Passage provided |
Bookmark and Share

Notice: On March 31, it was announced that Statalist is moving from an email list to a forum. The old list will shut down on April 23, and its replacement, statalist.org is already up and running.


[Date Prev][Date Next][Thread Prev][Thread Next][Date Index][Thread Index]

st: drop variables in panel data with loop


From   Lisa Wang <lhwang0925@gmail.com>
To   statalist@hsphsun2.harvard.edu
Subject   st: drop variables in panel data with loop
Date   Sun, 22 Jul 2012 20:51:19 +1000

I am having trouble with Stata and would like some guidance on what I
am doing incorrectly. I am new to Stata (only 1 month into it), so I
am still trying to learn and sometimes still thinking like in Excel.

I will try to be as detailed as possible, so you can understand my question.

To describe my data set, I have some panel data and a variable i,
which is the names (eg. Mary, Tom...) but encoded into a numeric as
such: - encode symbol1, generate (i) -. There are 59732 rows and the
count of i is 30.

What I would like to achieve is to tell the program to drop the
observations that have missing values for a variable for a specific
period (variable window). E.g. If there is no data for "Mary" for day
102 then drop all the rows pertaining to "Mary"  from day 1...T - not
only drop the the observation for Mary on day 102.

This is my code to try to achieve this:

version 12.1 	
clear all
set more off

cd "C:\Users\Admin\Desktop"

Problems to work on |
A - In the Statalist post, how long has the writer been using Stata?
B - Write out the Statalist post between "Bookmark and Share" and "up and running.", inclusive.

Stored records |
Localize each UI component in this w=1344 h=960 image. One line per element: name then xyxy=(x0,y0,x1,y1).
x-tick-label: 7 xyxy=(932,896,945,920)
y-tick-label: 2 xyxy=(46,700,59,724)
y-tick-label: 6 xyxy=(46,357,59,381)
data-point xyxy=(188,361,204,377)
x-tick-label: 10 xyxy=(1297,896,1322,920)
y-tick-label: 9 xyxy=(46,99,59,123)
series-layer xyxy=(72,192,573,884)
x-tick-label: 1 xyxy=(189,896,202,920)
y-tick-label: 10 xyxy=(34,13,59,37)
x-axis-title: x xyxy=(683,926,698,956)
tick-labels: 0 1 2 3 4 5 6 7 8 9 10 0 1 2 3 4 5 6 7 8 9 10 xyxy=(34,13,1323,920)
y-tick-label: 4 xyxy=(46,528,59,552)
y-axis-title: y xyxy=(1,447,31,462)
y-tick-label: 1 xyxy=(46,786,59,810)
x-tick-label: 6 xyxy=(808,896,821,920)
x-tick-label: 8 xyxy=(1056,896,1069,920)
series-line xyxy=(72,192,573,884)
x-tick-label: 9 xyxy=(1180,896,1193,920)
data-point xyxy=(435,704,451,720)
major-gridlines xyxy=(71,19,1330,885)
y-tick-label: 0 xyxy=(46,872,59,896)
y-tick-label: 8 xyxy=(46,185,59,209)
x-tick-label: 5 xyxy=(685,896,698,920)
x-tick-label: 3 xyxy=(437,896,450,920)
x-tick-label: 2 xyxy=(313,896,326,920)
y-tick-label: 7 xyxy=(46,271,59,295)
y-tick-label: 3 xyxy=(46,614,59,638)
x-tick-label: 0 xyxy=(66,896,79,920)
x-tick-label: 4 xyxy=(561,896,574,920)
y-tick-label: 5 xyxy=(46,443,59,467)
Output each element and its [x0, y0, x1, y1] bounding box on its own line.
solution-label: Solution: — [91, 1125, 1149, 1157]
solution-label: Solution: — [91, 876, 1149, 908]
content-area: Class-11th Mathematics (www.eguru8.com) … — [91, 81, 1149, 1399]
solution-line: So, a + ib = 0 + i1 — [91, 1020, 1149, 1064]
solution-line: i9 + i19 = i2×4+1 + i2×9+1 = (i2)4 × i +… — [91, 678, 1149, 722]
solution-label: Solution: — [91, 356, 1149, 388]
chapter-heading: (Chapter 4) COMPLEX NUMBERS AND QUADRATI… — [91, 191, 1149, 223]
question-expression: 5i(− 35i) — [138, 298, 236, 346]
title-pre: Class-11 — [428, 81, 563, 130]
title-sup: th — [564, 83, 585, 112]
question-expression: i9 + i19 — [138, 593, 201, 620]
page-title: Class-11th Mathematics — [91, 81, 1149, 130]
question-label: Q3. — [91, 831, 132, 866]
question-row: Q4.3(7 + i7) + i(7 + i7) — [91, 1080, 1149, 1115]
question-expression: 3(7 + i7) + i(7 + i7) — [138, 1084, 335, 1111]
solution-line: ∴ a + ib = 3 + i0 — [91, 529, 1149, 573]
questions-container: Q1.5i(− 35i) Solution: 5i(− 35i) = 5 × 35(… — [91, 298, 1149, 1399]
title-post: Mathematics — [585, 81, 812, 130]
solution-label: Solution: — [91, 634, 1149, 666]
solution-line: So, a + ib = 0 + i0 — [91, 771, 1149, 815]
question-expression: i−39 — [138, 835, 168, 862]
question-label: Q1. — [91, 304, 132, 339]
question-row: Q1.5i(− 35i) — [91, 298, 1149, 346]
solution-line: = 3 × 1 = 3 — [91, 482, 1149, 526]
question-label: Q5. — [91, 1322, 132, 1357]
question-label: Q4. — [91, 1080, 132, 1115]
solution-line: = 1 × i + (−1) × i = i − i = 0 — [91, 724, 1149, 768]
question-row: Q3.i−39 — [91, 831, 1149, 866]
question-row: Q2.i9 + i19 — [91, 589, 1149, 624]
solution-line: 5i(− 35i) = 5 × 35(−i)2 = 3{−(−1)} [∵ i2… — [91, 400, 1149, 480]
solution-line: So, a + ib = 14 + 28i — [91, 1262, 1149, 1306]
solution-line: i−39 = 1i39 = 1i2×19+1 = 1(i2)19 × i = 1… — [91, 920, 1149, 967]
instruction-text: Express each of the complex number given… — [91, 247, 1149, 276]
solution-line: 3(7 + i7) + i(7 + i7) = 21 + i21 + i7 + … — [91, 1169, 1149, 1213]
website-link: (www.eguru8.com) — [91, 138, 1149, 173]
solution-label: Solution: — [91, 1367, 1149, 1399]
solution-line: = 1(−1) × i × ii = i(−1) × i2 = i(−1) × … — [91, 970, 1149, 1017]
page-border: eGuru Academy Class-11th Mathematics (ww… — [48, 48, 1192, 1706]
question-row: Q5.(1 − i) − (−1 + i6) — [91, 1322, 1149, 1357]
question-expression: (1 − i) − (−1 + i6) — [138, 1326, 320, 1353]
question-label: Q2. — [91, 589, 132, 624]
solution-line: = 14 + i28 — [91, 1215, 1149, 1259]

Answers to the exercises |
A - Only one month.

B -
Bookmark and Share

Notice: On March 31, it was announced that Statalist is moving from an email list to a forum. The old list will shut down on April 23, and its replacement, statalist.org is already up and running.